Collection entries:
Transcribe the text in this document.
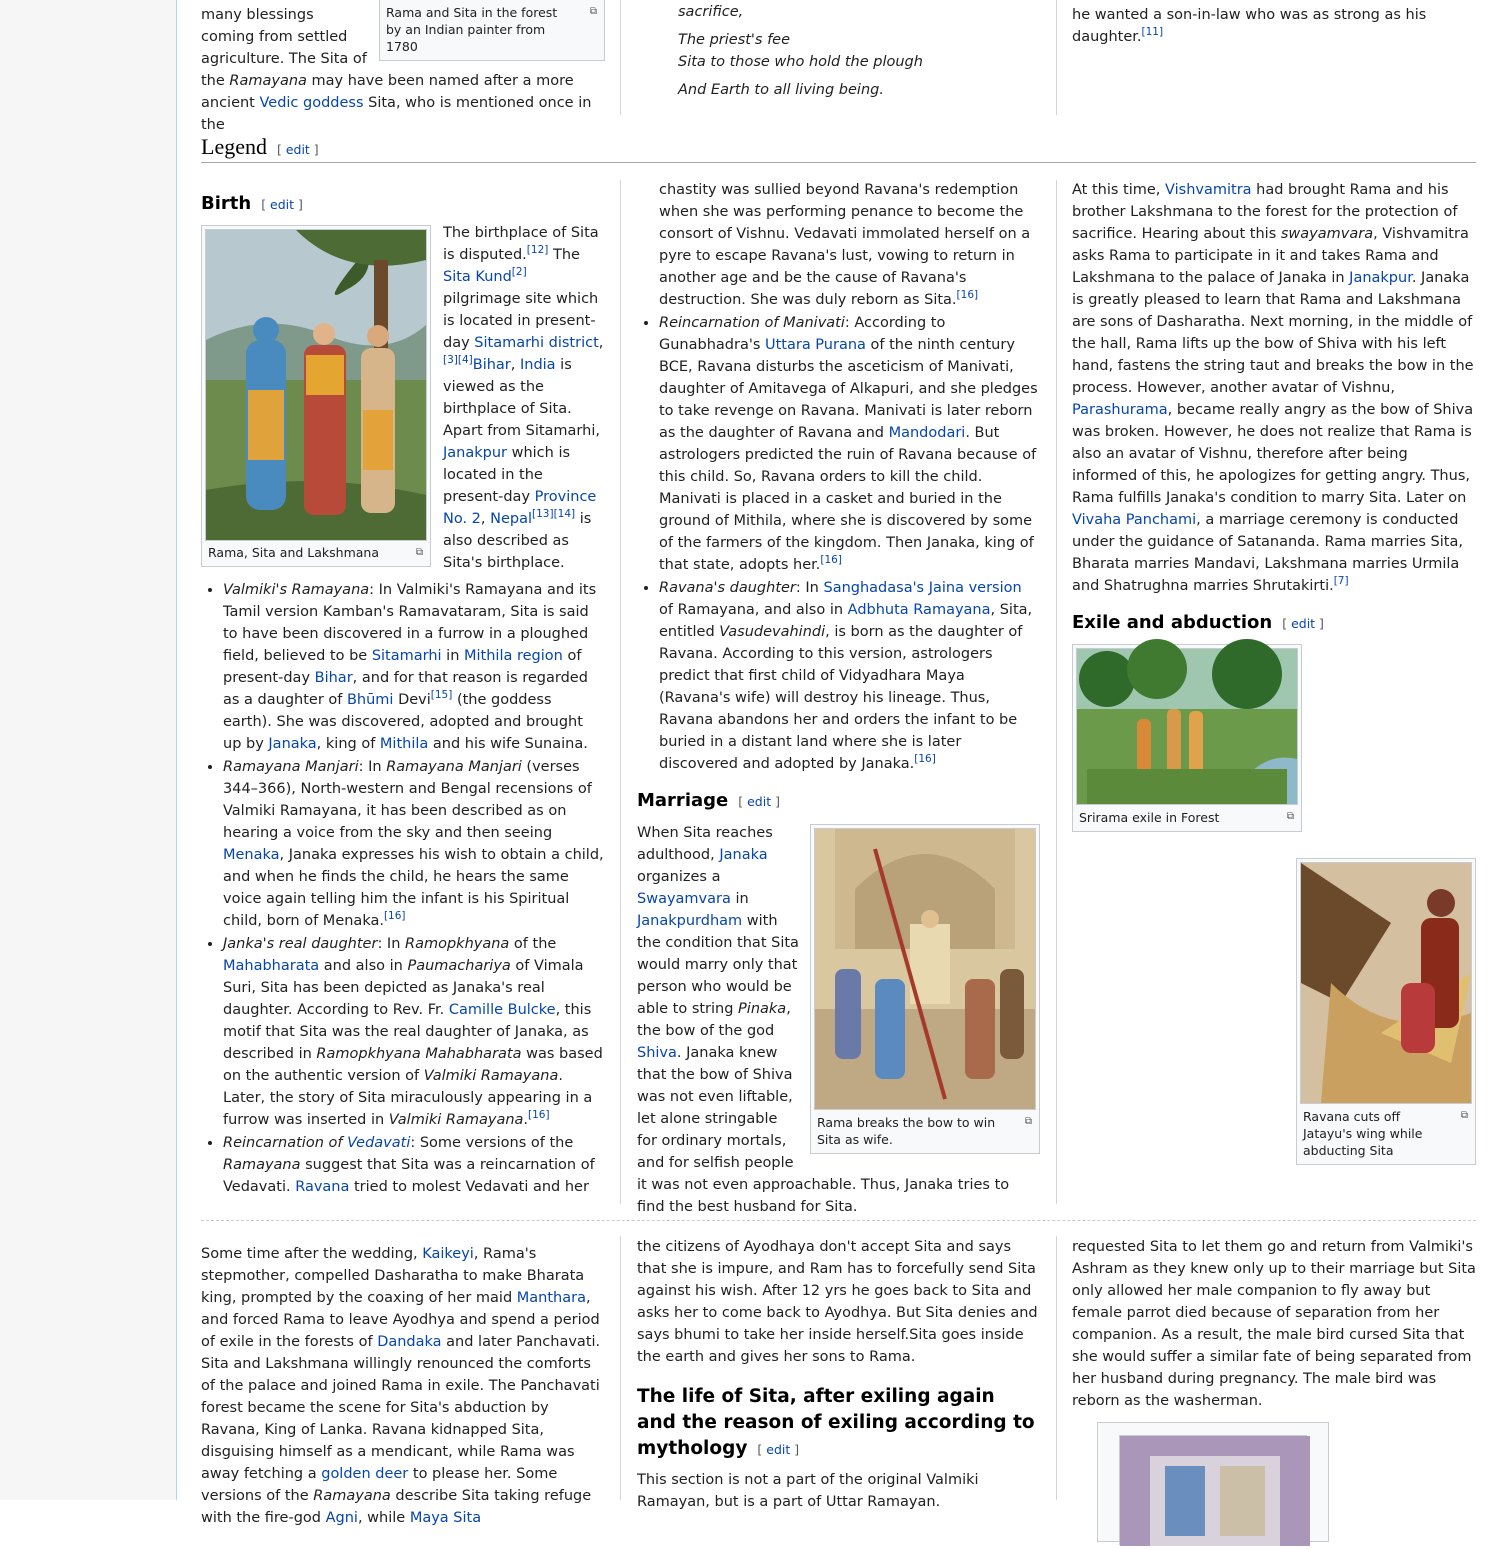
Rama and Sita in the forest by an Indian painter from 1780
⧉

many blessings coming from settled agriculture. The Sita of the Ramayana may have been named after a more ancient Vedic goddess Sita, who is mentioned once in the

sacrifice,

The priest's fee

Sita to those who hold the plough

And Earth to all living being.

he wanted a son-in-law who was as strong as his daughter.[11]

Legend [ edit ]
Birth [ edit ]
Rama, Sita and Lakshmana	⧉

The birthplace of Sita is disputed.[12] The Sita Kund[2] pilgrimage site which is located in present-day Sitamarhi district,[3][4]Bihar, India is viewed as the birthplace of Sita. Apart from Sitamarhi, Janakpur which is located in the present-day Province No. 2, Nepal[13][14] is also described as Sita's birthplace.

• Valmiki's Ramayana: In Valmiki's Ramayana and its Tamil version Kamban's Ramavataram, Sita is said to have been discovered in a furrow in a ploughed field, believed to be Sitamarhi in Mithila region of present-day Bihar, and for that reason is regarded as a daughter of Bhūmi Devi[15] (the goddess earth). She was discovered, adopted and brought up by Janaka, king of Mithila and his wife Sunaina.
• Ramayana Manjari: In Ramayana Manjari (verses 344–366), North-western and Bengal recensions of Valmiki Ramayana, it has been described as on hearing a voice from the sky and then seeing Menaka, Janaka expresses his wish to obtain a child, and when he finds the child, he hears the same voice again telling him the infant is his Spiritual child, born of Menaka.[16]
• Janka's real daughter: In Ramopkhyana of the Mahabharata and also in Paumachariya of Vimala Suri, Sita has been depicted as Janaka's real daughter. According to Rev. Fr. Camille Bulcke, this motif that Sita was the real daughter of Janaka, as described in Ramopkhyana Mahabharata was based on the authentic version of Valmiki Ramayana. Later, the story of Sita miraculously appearing in a furrow was inserted in Valmiki Ramayana.[16]
• Reincarnation of Vedavati: Some versions of the Ramayana suggest that Sita was a reincarnation of Vedavati. Ravana tried to molest Vedavati and her
chastity was sullied beyond Ravana's redemption when she was performing penance to become the consort of Vishnu. Vedavati immolated herself on a pyre to escape Ravana's lust, vowing to return in another age and be the cause of Ravana's destruction. She was duly reborn as Sita.[16]
• Reincarnation of Manivati: According to Gunabhadra's Uttara Purana of the ninth century BCE, Ravana disturbs the asceticism of Manivati, daughter of Amitavega of Alkapuri, and she pledges to take revenge on Ravana. Manivati is later reborn as the daughter of Ravana and Mandodari. But astrologers predicted the ruin of Ravana because of this child. So, Ravana orders to kill the child. Manivati is placed in a casket and buried in the ground of Mithila, where she is discovered by some of the farmers of the kingdom. Then Janaka, king of that state, adopts her.[16]
• Ravana's daughter: In Sanghadasa's Jaina version of Ramayana, and also in Adbhuta Ramayana, Sita, entitled Vasudevahindi, is born as the daughter of Ravana. According to this version, astrologers predict that first child of Vidyadhara Maya (Ravana's wife) will destroy his lineage. Thus, Ravana abandons her and orders the infant to be buried in a distant land where she is later discovered and adopted by Janaka.[16]
Marriage [ edit ]
Rama breaks the bow to win Sita as wife.
⧉

When Sita reaches adulthood, Janaka organizes a Swayamvara in Janakpurdham with the condition that Sita would marry only that person who would be able to string Pinaka, the bow of the god Shiva. Janaka knew that the bow of Shiva was not even liftable, let alone stringable for ordinary mortals, and for selfish people it was not even approachable. Thus, Janaka tries to find the best husband for Sita.

At this time, Vishvamitra had brought Rama and his brother Lakshmana to the forest for the protection of sacrifice. Hearing about this swayamvara, Vishvamitra asks Rama to participate in it and takes Rama and Lakshmana to the palace of Janaka in Janakpur. Janaka is greatly pleased to learn that Rama and Lakshmana are sons of Dasharatha. Next morning, in the middle of the hall, Rama lifts up the bow of Shiva with his left hand, fastens the string taut and breaks the bow in the process. However, another avatar of Vishnu, Parashurama, became really angry as the bow of Shiva was broken. However, he does not realize that Rama is also an avatar of Vishnu, therefore after being informed of this, he apologizes for getting angry. Thus, Rama fulfills Janaka's condition to marry Sita. Later on Vivaha Panchami, a marriage ceremony is conducted under the guidance of Satananda. Rama marries Sita, Bharata marries Mandavi, Lakshmana marries Urmila and Shatrughna marries Shrutakirti.[7]

Exile and abduction [ edit ]
Srirama exile in Forest	⧉
Ravana cuts off Jatayu's wing while abducting Sita
⧉

Some time after the wedding, Kaikeyi, Rama's stepmother, compelled Dasharatha to make Bharata king, prompted by the coaxing of her maid Manthara, and forced Rama to leave Ayodhya and spend a period of exile in the forests of Dandaka and later Panchavati. Sita and Lakshmana willingly renounced the comforts of the palace and joined Rama in exile. The Panchavati forest became the scene for Sita's abduction by Ravana, King of Lanka. Ravana kidnapped Sita, disguising himself as a mendicant, while Rama was away fetching a golden deer to please her. Some versions of the Ramayana describe Sita taking refuge with the fire-god Agni, while Maya Sita

the citizens of Ayodhaya don't accept Sita and says that she is impure, and Ram has to forcefully send Sita against his wish. After 12 yrs he goes back to Sita and asks her to come back to Ayodhya. But Sita denies and says bhumi to take her inside herself.Sita goes inside the earth and gives her sons to Rama.

The life of Sita, after exiling again and the reason of exiling according to mythology [ edit ]

This section is not a part of the original Valmiki Ramayan, but is a part of Uttar Ramayan.

requested Sita to let them go and return from Valmiki's Ashram as they knew only up to their marriage but Sita only allowed her male companion to fly away but female parrot died because of separation from her companion. As a result, the male bird cursed Sita that she would suffer a similar fate of being separated from her husband during pregnancy. The male bird was reborn as the washerman.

■ **Written task**: Select the lines from the entries that include the word "edit".

■ **Correct answer**:
Legend [ edit ]
Birth [ edit ]
Marriage [ edit ]
Exile and abduction [ edit ]
The life of Sita, after exiling again and the reason of exiling according to mythology [ edit ]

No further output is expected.